** START **
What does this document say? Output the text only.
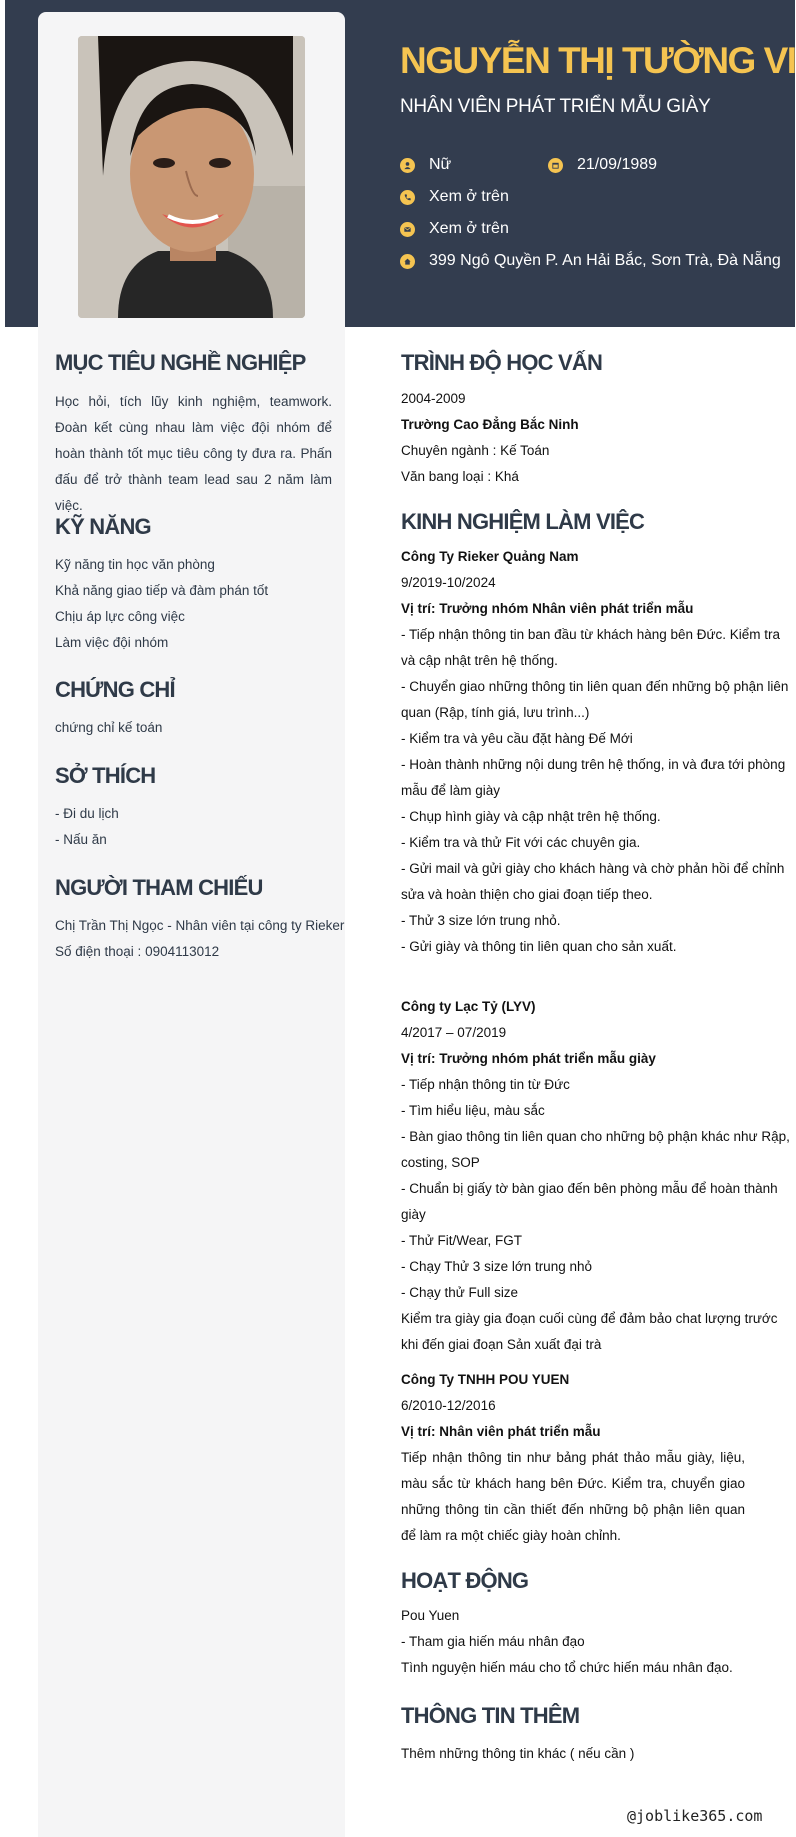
NGUYỄN THỊ TƯỜNG VI
NHÂN VIÊN PHÁT TRIỂN MẪU GIÀY
Nữ	21/09/1989
Xem ở trên
Xem ở trên
399 Ngô Quyền P. An Hải Bắc, Sơn Trà, Đà Nẵng
MỤC TIÊU NGHỀ NGHIỆP
Học hỏi, tích lũy kinh nghiệm, teamwork. Đoàn kết cùng nhau làm việc đội nhóm để hoàn thành tốt mục tiêu công ty đưa ra. Phấn đấu để trở thành team lead sau 2 năm làm việc.
KỸ NĂNG
Kỹ năng tin học văn phòng
Khả năng giao tiếp và đàm phán tốt
Chịu áp lực công việc
Làm việc đội nhóm
CHỨNG CHỈ
chứng chỉ kế toán
SỞ THÍCH
- Đi du lịch
- Nấu ăn
NGƯỜI THAM CHIẾU
Chị Trần Thị Ngọc - Nhân viên tại công ty Rieker
Số điện thoại : 0904113012
TRÌNH ĐỘ HỌC VẤN
2004-2009
Trường Cao Đẳng Bắc Ninh
Chuyên ngành : Kế Toán
Văn bang loại : Khá
KINH NGHIỆM LÀM VIỆC
Công Ty Rieker Quảng Nam
9/2019-10/2024
Vị trí: Trưởng nhóm Nhân viên phát triển mẫu
- Tiếp nhận thông tin ban đầu từ khách hàng bên Đức. Kiểm tra
và cập nhật trên hệ thống.
- Chuyển giao những thông tin liên quan đến những bộ phận liên
quan (Rập, tính giá, lưu trình...)
- Kiểm tra và yêu cầu đặt hàng Đế Mới
- Hoàn thành những nội dung trên hệ thống, in và đưa tới phòng
mẫu để làm giày
- Chụp hình giày và cập nhật trên hệ thống.
- Kiểm tra và thử Fit với các chuyên gia.
- Gửi mail và gửi giày cho khách hàng và chờ phản hồi để chỉnh
sửa và hoàn thiện cho giai đoạn tiếp theo.
- Thử 3 size lớn trung nhỏ.
- Gửi giày và thông tin liên quan cho sản xuất.
Công ty Lạc Tỷ (LYV)
4/2017 – 07/2019
Vị trí: Trưởng nhóm phát triển mẫu giày
- Tiếp nhận thông tin từ Đức
- Tìm hiểu liệu, màu sắc
- Bàn giao thông tin liên quan cho những bộ phận khác như Rập,
costing, SOP
- Chuẩn bị giấy tờ bàn giao đến bên phòng mẫu để hoàn thành
giày
- Thử Fit/Wear, FGT
- Chạy Thử 3 size lớn trung nhỏ
- Chạy thử Full size
Kiểm tra giày gia đoạn cuối cùng để đảm bảo chat lượng trước
khi đến giai đoạn Sản xuất đại trà
Công Ty TNHH POU YUEN
6/2010-12/2016
Vị trí: Nhân viên phát triển mẫu
Tiếp nhận thông tin như bảng phát thảo mẫu giày, liệu, màu sắc từ khách hang bên Đức. Kiểm tra, chuyển giao những thông tin cần thiết đến những bộ phận liên quan để làm ra một chiếc giày hoàn chỉnh.
HOẠT ĐỘNG
Pou Yuen
- Tham gia hiến máu nhân đạo
Tình nguyện hiến máu cho tổ chức hiến máu nhân đạo.
THÔNG TIN THÊM
Thêm những thông tin khác ( nếu cần )
@joblike365.com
** END **
Gather each line holding the string "Rieker".

Chị Trần Thị Ngọc - Nhân viên tại công ty Rieker
Công Ty Rieker Quảng Nam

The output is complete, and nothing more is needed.